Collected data
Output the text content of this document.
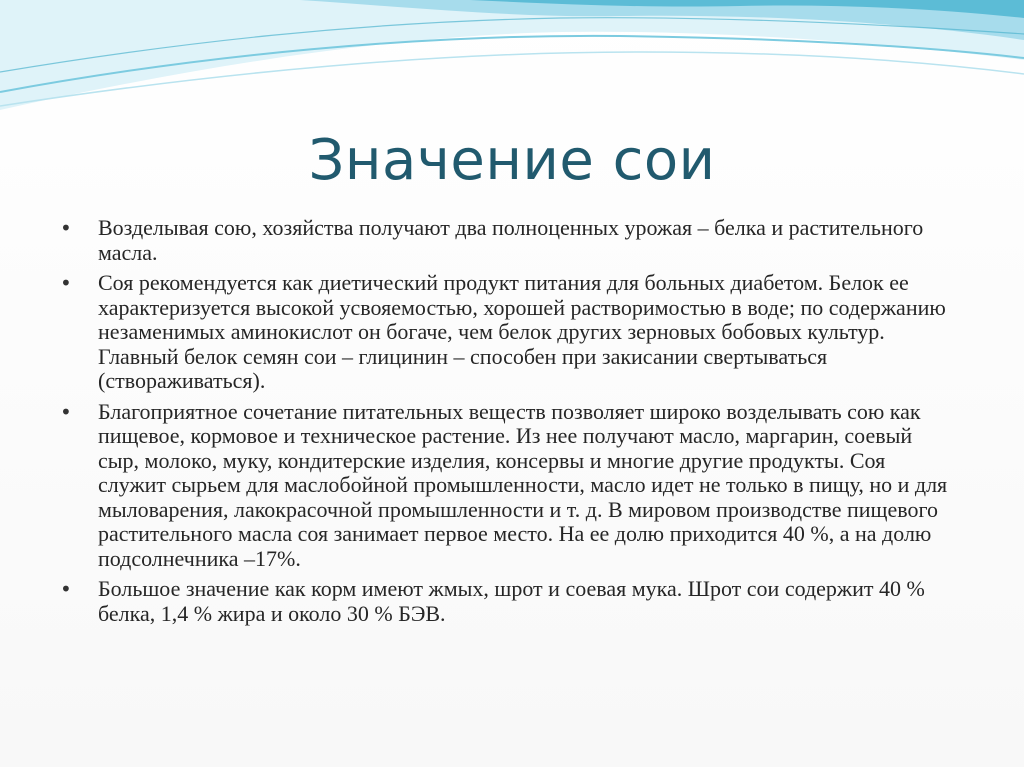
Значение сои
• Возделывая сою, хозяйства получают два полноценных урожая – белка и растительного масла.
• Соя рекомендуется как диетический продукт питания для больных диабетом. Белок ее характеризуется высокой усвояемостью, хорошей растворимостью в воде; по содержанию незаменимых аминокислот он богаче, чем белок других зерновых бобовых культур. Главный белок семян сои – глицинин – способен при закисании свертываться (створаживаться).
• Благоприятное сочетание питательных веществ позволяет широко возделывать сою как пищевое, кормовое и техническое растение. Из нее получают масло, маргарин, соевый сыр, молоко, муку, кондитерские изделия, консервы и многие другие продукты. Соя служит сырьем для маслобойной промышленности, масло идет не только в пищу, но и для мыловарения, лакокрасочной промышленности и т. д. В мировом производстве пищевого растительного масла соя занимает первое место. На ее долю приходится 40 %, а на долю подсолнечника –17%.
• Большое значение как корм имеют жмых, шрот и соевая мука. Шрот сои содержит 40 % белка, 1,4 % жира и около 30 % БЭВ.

...

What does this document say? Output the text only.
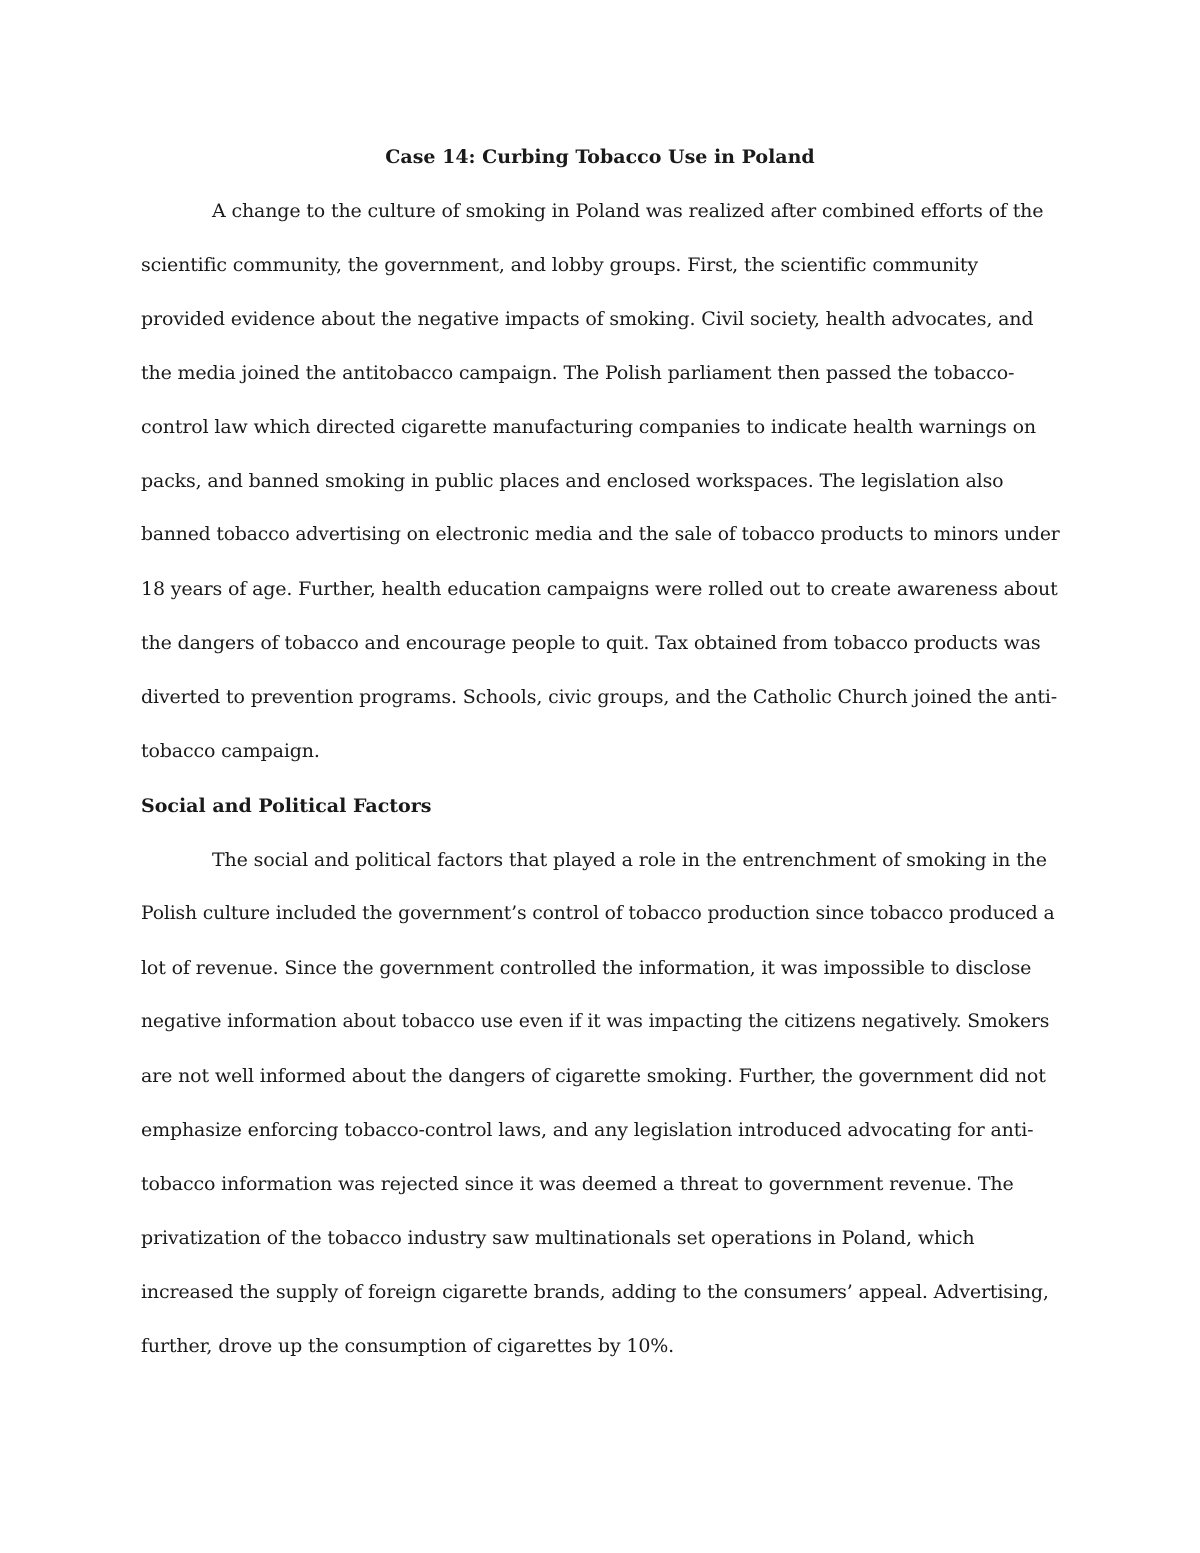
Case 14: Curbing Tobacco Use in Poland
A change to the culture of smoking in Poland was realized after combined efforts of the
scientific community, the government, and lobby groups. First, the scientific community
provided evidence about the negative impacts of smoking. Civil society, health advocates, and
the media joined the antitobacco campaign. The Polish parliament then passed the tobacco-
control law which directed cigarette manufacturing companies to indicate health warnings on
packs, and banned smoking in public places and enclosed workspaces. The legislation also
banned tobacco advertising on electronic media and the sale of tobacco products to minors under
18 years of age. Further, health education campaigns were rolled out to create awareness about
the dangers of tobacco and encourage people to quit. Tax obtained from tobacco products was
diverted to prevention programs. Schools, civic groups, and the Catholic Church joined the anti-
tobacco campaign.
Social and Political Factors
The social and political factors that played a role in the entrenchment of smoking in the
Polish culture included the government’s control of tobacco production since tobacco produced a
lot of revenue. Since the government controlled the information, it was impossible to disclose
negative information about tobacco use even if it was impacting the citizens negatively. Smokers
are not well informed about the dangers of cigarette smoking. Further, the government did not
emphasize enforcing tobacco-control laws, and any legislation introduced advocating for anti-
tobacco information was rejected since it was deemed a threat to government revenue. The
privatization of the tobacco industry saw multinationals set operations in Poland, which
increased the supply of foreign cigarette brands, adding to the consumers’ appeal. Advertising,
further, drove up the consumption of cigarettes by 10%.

- [PROBLEM STATEMENT]
Show the lines of the data that hold the word "this".

- [SOLUTION]
Output the text content of this document.
What does this document say? Output the text only.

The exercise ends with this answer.